#### What to produce:
Examine the entries and show every line in which the word "name" is found.

(Excerpt from a dataset)
** begin **
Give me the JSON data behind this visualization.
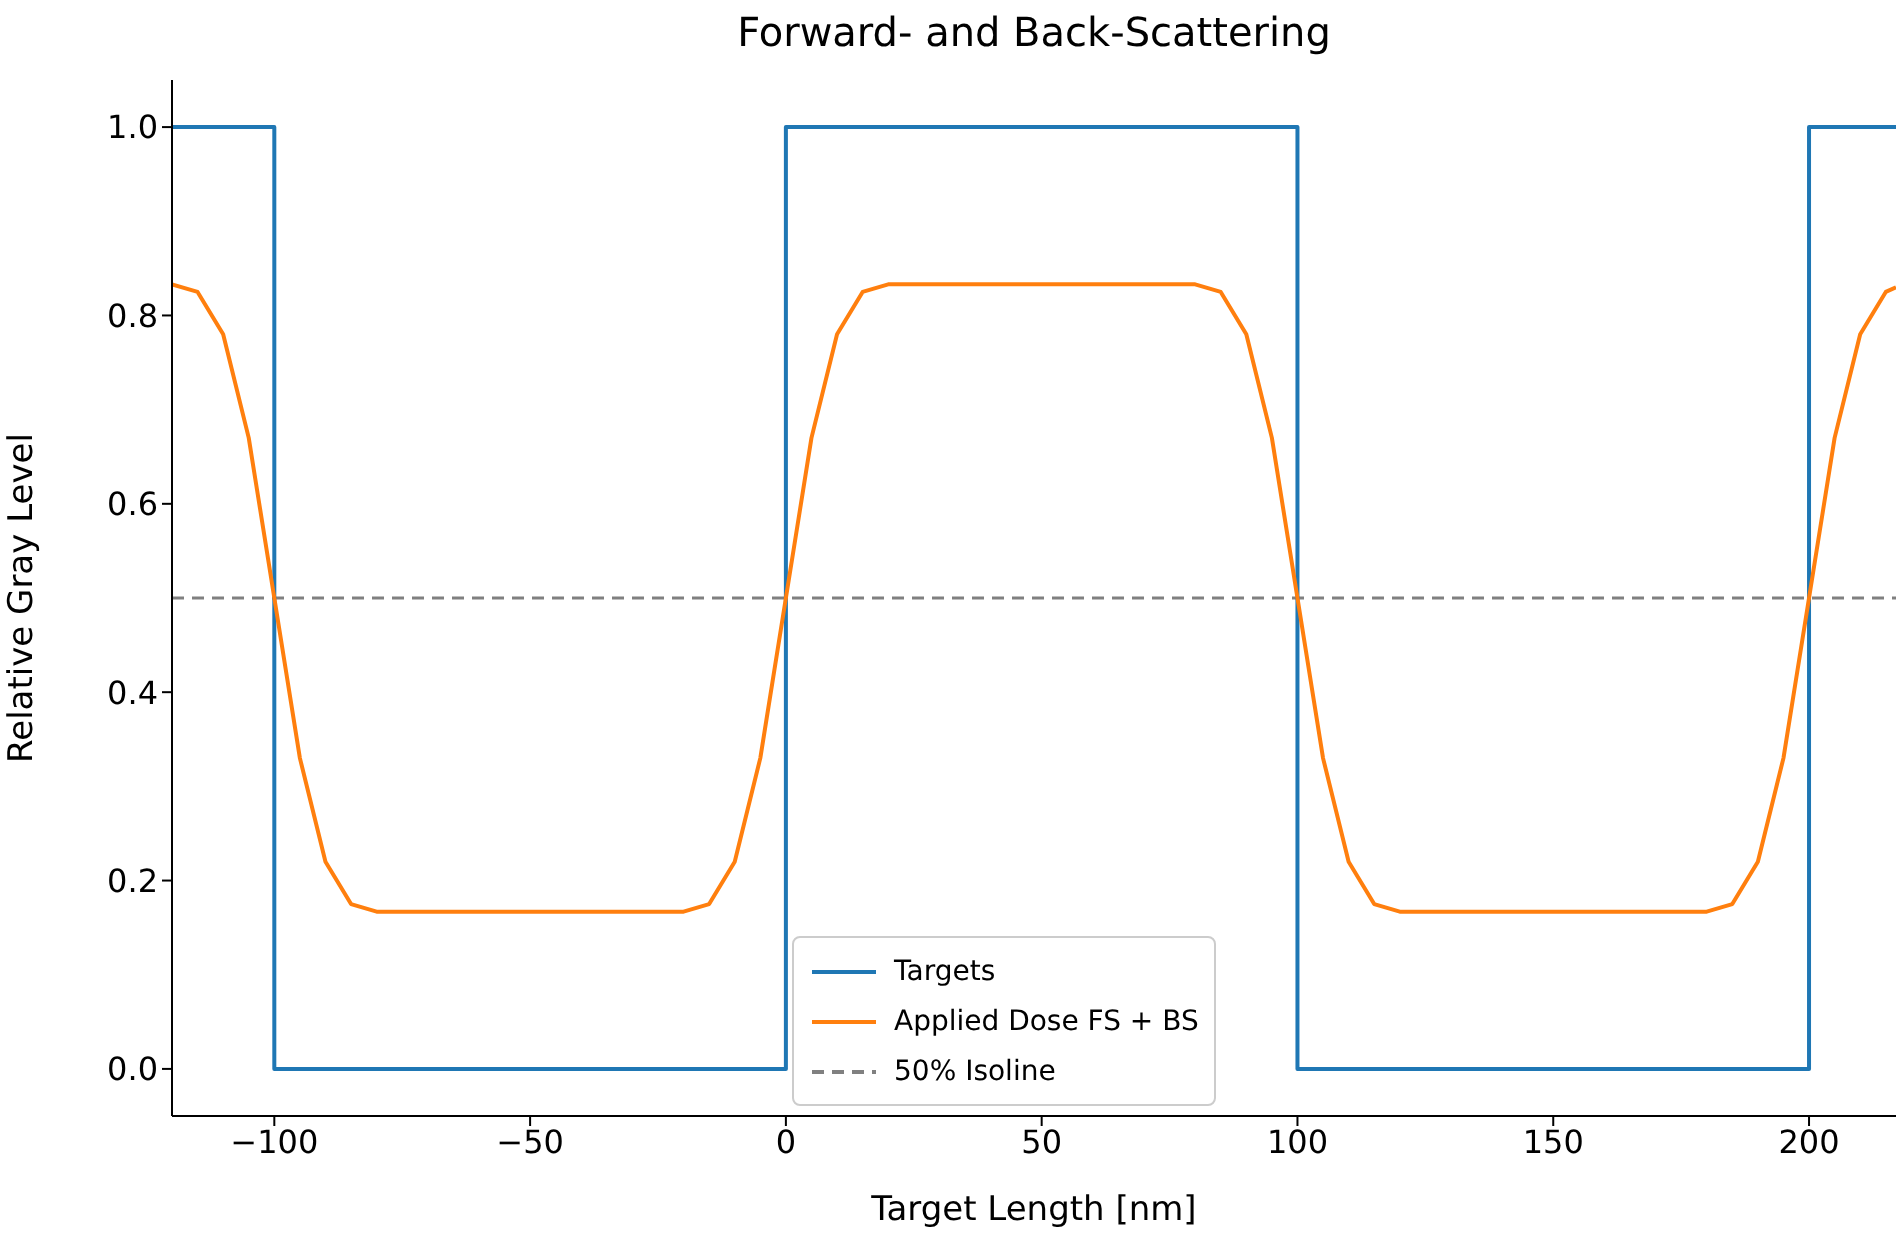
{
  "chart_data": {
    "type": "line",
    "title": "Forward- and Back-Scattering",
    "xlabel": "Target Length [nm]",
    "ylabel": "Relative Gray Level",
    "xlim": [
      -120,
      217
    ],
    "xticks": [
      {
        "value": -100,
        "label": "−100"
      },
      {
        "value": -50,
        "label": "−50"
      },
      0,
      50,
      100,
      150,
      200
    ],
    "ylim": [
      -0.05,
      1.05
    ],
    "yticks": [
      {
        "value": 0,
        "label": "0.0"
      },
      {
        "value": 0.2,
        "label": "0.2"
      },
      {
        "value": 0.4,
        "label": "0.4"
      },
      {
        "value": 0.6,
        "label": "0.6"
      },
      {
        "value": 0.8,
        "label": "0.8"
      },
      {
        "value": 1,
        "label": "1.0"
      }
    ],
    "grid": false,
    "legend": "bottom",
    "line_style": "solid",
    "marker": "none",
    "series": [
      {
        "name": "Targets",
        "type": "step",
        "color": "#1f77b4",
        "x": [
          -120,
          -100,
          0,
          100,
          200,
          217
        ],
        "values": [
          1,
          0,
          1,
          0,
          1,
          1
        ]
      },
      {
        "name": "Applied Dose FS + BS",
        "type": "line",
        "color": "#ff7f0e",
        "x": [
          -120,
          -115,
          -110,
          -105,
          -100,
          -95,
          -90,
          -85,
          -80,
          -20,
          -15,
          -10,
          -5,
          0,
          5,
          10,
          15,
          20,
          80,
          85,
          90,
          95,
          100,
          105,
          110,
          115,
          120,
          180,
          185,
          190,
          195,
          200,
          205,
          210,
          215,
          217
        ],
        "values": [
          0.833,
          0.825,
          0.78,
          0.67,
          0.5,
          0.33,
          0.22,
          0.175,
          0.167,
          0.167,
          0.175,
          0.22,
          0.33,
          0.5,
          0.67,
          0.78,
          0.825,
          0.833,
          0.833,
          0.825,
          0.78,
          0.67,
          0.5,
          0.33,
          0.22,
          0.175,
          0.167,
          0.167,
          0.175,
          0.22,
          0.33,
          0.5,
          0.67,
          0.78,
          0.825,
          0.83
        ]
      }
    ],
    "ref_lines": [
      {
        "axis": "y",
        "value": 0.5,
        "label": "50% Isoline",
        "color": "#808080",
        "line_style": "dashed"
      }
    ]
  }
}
** end **
#### Correct response:
        "name": "Targets",
        "name": "Applied Dose FS + BS",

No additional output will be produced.